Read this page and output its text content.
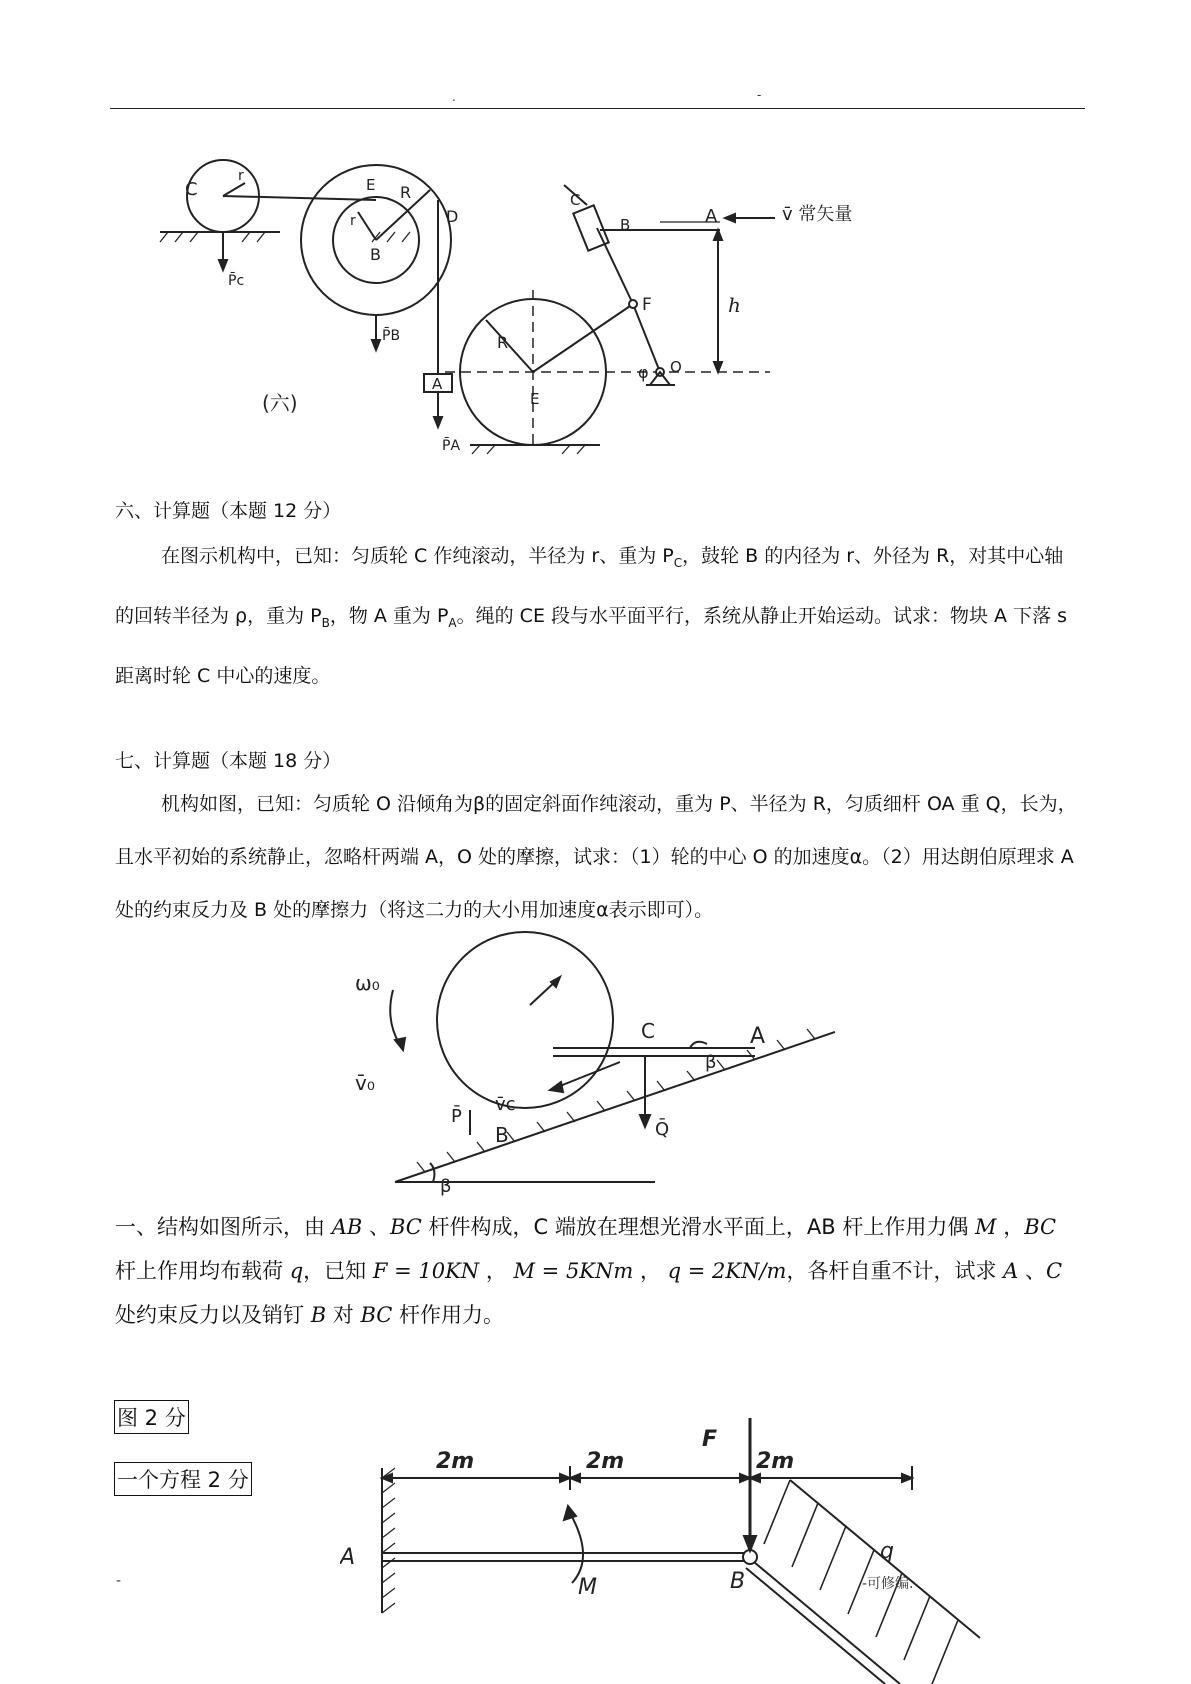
.	-
C
r
P̄c
E R
r
B
D
P̄B
A
P̄A
(六)
C
B	A	v̄ 常矢量
h
F
φ O
R
E

六、计算题（本题 12 分）

在图示机构中，已知：匀质轮 C 作纯滚动，半径为 r、重为 $P_C$，鼓轮 B 的内径为 r、外径为 R，对其中心轴的回转半径为 ρ，重为 $P_B$，物 A 重为 $P_A$。绳的 CE 段与水平面平行，系统从静止开始运动。试求：物块 A 下落 s 距离时轮 C 中心的速度。

七、计算题（本题 18 分）

机构如图，已知：匀质轮 O 沿倾角为β的固定斜面作纯滚动，重为 P、半径为 R，匀质细杆 OA 重 Q，长为，且水平初始的系统静止，忽略杆两端 A，O 处的摩擦，试求：（1）轮的中心 O 的加速度α。（2）用达朗伯原理求 A 处的约束反力及 B 处的摩擦力（将这二力的大小用加速度α表示即可）。

ω₀
v̄₀
P̄
v̄c
B
C	A
β
Q̄
β

一、结构如图所示，由 AB 、BC 杆件构成，C 端放在理想光滑水平面上，AB 杆上作用力偶 M ，BC 杆上作用均布载荷 q，已知 F = 10KN ， M = 5KNm ， q = 2KN/m，各杆自重不计，试求 A 、C 处约束反力以及销钉 B 对 BC 杆作用力。

图 2 分
一个方程 2 分
2m	2m	2m
F
A
M	B
q
-	-可修编.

▶ [Requirement]: Transcribe every line in the entries above, taking out only the images.

▶ [Exercise response]:
Read this page and output its text content.
.	-
C
r
P̄c
E R
r
B
D
P̄B
A
P̄A
(六)
C
B	A	v̄ 常矢量
h
F
φ O
R
E

六、计算题（本题 12 分）

在图示机构中，已知：匀质轮 C 作纯滚动，半径为 r、重为 $P_C$，鼓轮 B 的内径为 r、外径为 R，对其中心轴的回转半径为 ρ，重为 $P_B$，物 A 重为 $P_A$。绳的 CE 段与水平面平行，系统从静止开始运动。试求：物块 A 下落 s 距离时轮 C 中心的速度。

七、计算题（本题 18 分）

机构如图，已知：匀质轮 O 沿倾角为β的固定斜面作纯滚动，重为 P、半径为 R，匀质细杆 OA 重 Q，长为，且水平初始的系统静止，忽略杆两端 A，O 处的摩擦，试求：（1）轮的中心 O 的加速度α。（2）用达朗伯原理求 A 处的约束反力及 B 处的摩擦力（将这二力的大小用加速度α表示即可）。

ω₀
v̄₀
P̄
v̄c
B
C	A
β
Q̄
β

一、结构如图所示，由 AB 、BC 杆件构成，C 端放在理想光滑水平面上，AB 杆上作用力偶 M ，BC 杆上作用均布载荷 q，已知 F = 10KN ， M = 5KNm ， q = 2KN/m，各杆自重不计，试求 A 、C 处约束反力以及销钉 B 对 BC 杆作用力。

图 2 分
一个方程 2 分
2m	2m	2m
F
A
M	B
q
-	-可修编.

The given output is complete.